Copy every line of the records below word for word, with nothing changed.

(Data entries)
·····
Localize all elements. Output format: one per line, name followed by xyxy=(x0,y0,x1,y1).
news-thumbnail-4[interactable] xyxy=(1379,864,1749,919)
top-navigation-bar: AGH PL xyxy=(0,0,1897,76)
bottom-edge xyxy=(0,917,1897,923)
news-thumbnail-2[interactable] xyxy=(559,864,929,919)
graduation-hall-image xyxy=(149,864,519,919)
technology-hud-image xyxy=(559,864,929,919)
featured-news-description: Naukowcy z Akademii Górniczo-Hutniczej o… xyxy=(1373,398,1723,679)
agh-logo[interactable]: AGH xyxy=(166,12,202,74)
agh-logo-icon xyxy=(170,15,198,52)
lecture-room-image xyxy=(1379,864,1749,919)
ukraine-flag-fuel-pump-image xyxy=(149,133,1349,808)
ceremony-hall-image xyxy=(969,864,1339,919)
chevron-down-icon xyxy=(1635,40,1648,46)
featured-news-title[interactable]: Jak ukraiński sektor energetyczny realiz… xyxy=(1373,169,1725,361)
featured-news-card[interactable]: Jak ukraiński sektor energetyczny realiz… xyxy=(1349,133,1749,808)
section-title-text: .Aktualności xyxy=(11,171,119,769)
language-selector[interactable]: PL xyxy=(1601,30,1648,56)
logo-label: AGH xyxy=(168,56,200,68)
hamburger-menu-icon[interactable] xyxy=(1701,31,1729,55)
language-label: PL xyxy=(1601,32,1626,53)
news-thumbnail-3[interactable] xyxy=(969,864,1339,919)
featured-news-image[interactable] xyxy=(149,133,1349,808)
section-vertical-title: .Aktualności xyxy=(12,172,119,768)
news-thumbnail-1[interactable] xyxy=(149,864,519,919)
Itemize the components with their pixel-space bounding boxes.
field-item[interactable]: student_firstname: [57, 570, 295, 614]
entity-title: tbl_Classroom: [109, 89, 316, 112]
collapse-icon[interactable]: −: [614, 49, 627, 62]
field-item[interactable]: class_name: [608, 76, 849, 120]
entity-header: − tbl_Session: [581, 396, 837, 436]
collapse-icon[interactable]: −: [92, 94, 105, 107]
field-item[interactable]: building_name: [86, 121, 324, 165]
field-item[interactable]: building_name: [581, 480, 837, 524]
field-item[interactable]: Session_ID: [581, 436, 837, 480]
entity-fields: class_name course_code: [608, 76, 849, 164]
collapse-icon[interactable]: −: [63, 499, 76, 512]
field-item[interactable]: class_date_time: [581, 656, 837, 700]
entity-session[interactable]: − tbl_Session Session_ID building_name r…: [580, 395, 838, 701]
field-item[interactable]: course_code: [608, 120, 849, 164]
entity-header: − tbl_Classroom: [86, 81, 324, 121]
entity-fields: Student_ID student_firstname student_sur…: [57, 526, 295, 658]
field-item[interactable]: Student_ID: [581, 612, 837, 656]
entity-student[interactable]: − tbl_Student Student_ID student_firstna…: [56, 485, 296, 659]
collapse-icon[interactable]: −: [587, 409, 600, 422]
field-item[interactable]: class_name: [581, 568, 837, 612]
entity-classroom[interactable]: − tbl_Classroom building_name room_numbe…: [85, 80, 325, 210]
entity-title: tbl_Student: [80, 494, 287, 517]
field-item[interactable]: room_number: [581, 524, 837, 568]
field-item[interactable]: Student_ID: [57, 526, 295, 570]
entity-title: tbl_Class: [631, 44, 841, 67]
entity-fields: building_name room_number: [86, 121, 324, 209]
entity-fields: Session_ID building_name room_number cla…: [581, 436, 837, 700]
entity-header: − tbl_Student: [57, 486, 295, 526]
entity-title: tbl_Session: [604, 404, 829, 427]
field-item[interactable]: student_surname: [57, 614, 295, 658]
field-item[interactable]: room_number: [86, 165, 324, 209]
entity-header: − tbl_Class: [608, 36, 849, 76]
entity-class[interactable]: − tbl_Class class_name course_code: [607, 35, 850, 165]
·····
• **RESULT OF THE EXERCISE**
Localize all elements. Output format: one per line, name followed by xyxy=(x0,y0,x1,y1).
news-thumbnail-4[interactable] xyxy=(1379,864,1749,919)
top-navigation-bar: AGH PL xyxy=(0,0,1897,76)
bottom-edge xyxy=(0,917,1897,923)
news-thumbnail-2[interactable] xyxy=(559,864,929,919)
graduation-hall-image xyxy=(149,864,519,919)
technology-hud-image xyxy=(559,864,929,919)
featured-news-description: Naukowcy z Akademii Górniczo-Hutniczej o… xyxy=(1373,398,1723,679)
agh-logo[interactable]: AGH xyxy=(166,12,202,74)
agh-logo-icon xyxy=(170,15,198,52)
lecture-room-image xyxy=(1379,864,1749,919)
ukraine-flag-fuel-pump-image xyxy=(149,133,1349,808)
ceremony-hall-image xyxy=(969,864,1339,919)
chevron-down-icon xyxy=(1635,40,1648,46)
featured-news-title[interactable]: Jak ukraiński sektor energetyczny realiz… xyxy=(1373,169,1725,361)
featured-news-card[interactable]: Jak ukraiński sektor energetyczny realiz… xyxy=(1349,133,1749,808)
section-title-text: .Aktualności xyxy=(11,171,119,769)
language-selector[interactable]: PL xyxy=(1601,30,1648,56)
logo-label: AGH xyxy=(168,56,200,68)
hamburger-menu-icon[interactable] xyxy=(1701,31,1729,55)
language-label: PL xyxy=(1601,32,1626,53)
news-thumbnail-3[interactable] xyxy=(969,864,1339,919)
featured-news-image[interactable] xyxy=(149,133,1349,808)
section-vertical-title: .Aktualności xyxy=(12,172,119,768)
news-thumbnail-1[interactable] xyxy=(149,864,519,919)
Itemize the components with their pixel-space bounding boxes.
field-item[interactable]: student_firstname: [57, 570, 295, 614]
entity-title: tbl_Classroom: [109, 89, 316, 112]
collapse-icon[interactable]: −: [614, 49, 627, 62]
field-item[interactable]: class_name: [608, 76, 849, 120]
entity-header: − tbl_Session: [581, 396, 837, 436]
collapse-icon[interactable]: −: [92, 94, 105, 107]
field-item[interactable]: building_name: [86, 121, 324, 165]
field-item[interactable]: building_name: [581, 480, 837, 524]
field-item[interactable]: Session_ID: [581, 436, 837, 480]
entity-fields: class_name course_code: [608, 76, 849, 164]
collapse-icon[interactable]: −: [63, 499, 76, 512]
field-item[interactable]: class_date_time: [581, 656, 837, 700]
entity-session[interactable]: − tbl_Session Session_ID building_name r…: [580, 395, 838, 701]
field-item[interactable]: course_code: [608, 120, 849, 164]
entity-header: − tbl_Classroom: [86, 81, 324, 121]
entity-fields: Student_ID student_firstname student_sur…: [57, 526, 295, 658]
field-item[interactable]: Student_ID: [581, 612, 837, 656]
entity-student[interactable]: − tbl_Student Student_ID student_firstna…: [56, 485, 296, 659]
collapse-icon[interactable]: −: [587, 409, 600, 422]
field-item[interactable]: class_name: [581, 568, 837, 612]
entity-classroom[interactable]: − tbl_Classroom building_name room_numbe…: [85, 80, 325, 210]
entity-title: tbl_Student: [80, 494, 287, 517]
field-item[interactable]: room_number: [581, 524, 837, 568]
field-item[interactable]: Student_ID: [57, 526, 295, 570]
entity-title: tbl_Class: [631, 44, 841, 67]
entity-fields: building_name room_number: [86, 121, 324, 209]
entity-fields: Session_ID building_name room_number cla…: [581, 436, 837, 700]
entity-header: − tbl_Student: [57, 486, 295, 526]
entity-title: tbl_Session: [604, 404, 829, 427]
field-item[interactable]: student_surname: [57, 614, 295, 658]
field-item[interactable]: room_number: [86, 165, 324, 209]
entity-header: − tbl_Class: [608, 36, 849, 76]
entity-class[interactable]: − tbl_Class class_name course_code: [607, 35, 850, 165]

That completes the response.